Repeat all entries exactly.
============================================================
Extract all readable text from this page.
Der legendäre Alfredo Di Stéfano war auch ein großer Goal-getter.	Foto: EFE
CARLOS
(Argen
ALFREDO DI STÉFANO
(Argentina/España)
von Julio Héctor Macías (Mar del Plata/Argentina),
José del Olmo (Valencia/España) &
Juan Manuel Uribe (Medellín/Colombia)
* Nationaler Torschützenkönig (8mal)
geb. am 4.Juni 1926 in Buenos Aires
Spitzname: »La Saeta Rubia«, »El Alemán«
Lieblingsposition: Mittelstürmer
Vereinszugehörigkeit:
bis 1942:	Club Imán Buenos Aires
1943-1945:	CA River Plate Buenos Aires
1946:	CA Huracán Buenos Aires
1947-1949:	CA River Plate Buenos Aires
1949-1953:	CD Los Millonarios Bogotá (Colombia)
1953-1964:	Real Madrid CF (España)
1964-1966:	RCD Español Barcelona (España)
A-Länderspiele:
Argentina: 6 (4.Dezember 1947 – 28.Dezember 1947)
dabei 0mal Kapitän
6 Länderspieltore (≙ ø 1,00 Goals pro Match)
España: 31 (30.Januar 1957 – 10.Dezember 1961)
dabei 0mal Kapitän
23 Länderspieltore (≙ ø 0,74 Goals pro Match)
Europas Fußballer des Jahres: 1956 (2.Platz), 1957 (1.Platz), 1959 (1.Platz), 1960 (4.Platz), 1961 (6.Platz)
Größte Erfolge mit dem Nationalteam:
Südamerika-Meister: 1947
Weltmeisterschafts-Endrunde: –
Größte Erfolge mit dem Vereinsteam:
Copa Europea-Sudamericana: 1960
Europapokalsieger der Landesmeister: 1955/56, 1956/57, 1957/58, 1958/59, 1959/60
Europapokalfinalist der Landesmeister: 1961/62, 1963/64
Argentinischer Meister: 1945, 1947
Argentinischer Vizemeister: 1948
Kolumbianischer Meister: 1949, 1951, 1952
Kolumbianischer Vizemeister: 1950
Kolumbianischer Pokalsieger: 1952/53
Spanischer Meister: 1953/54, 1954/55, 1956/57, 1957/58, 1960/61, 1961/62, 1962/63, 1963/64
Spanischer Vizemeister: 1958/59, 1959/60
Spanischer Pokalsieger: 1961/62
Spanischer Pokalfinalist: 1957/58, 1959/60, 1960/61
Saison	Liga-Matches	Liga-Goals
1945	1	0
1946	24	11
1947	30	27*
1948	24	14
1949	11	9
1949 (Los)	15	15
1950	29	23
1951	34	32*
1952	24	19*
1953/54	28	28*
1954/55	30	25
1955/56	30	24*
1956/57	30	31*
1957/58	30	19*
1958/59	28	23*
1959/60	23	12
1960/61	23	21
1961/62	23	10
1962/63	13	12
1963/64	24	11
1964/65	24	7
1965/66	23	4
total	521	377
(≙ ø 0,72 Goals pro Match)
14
============================================================
◆ **EXERCISE ANSWER**
Extract all readable text from this page.
Der legendäre Alfredo Di Stéfano war auch ein großer Goal-getter.	Foto: EFE
CARLOS
(Argen
ALFREDO DI STÉFANO
(Argentina/España)
von Julio Héctor Macías (Mar del Plata/Argentina),
José del Olmo (Valencia/España) &
Juan Manuel Uribe (Medellín/Colombia)
* Nationaler Torschützenkönig (8mal)
geb. am 4.Juni 1926 in Buenos Aires
Spitzname: »La Saeta Rubia«, »El Alemán«
Lieblingsposition: Mittelstürmer
Vereinszugehörigkeit:
bis 1942:	Club Imán Buenos Aires
1943-1945:	CA River Plate Buenos Aires
1946:	CA Huracán Buenos Aires
1947-1949:	CA River Plate Buenos Aires
1949-1953:	CD Los Millonarios Bogotá (Colombia)
1953-1964:	Real Madrid CF (España)
1964-1966:	RCD Español Barcelona (España)
A-Länderspiele:
Argentina: 6 (4.Dezember 1947 – 28.Dezember 1947)
dabei 0mal Kapitän
6 Länderspieltore (≙ ø 1,00 Goals pro Match)
España: 31 (30.Januar 1957 – 10.Dezember 1961)
dabei 0mal Kapitän
23 Länderspieltore (≙ ø 0,74 Goals pro Match)
Europas Fußballer des Jahres: 1956 (2.Platz), 1957 (1.Platz), 1959 (1.Platz), 1960 (4.Platz), 1961 (6.Platz)
Größte Erfolge mit dem Nationalteam:
Südamerika-Meister: 1947
Weltmeisterschafts-Endrunde: –
Größte Erfolge mit dem Vereinsteam:
Copa Europea-Sudamericana: 1960
Europapokalsieger der Landesmeister: 1955/56, 1956/57, 1957/58, 1958/59, 1959/60
Europapokalfinalist der Landesmeister: 1961/62, 1963/64
Argentinischer Meister: 1945, 1947
Argentinischer Vizemeister: 1948
Kolumbianischer Meister: 1949, 1951, 1952
Kolumbianischer Vizemeister: 1950
Kolumbianischer Pokalsieger: 1952/53
Spanischer Meister: 1953/54, 1954/55, 1956/57, 1957/58, 1960/61, 1961/62, 1962/63, 1963/64
Spanischer Vizemeister: 1958/59, 1959/60
Spanischer Pokalsieger: 1961/62
Spanischer Pokalfinalist: 1957/58, 1959/60, 1960/61
Saison	Liga-Matches	Liga-Goals
1945	1	0
1946	24	11
1947	30	27*
1948	24	14
1949	11	9
1949 (Los)	15	15
1950	29	23
1951	34	32*
1952	24	19*
1953/54	28	28*
1954/55	30	25
1955/56	30	24*
1956/57	30	31*
1957/58	30	19*
1958/59	28	23*
1959/60	23	12
1960/61	23	21
1961/62	23	10
1962/63	13	12
1963/64	24	11
1964/65	24	7
1965/66	23	4
total	521	377
(≙ ø 0,72 Goals pro Match)
14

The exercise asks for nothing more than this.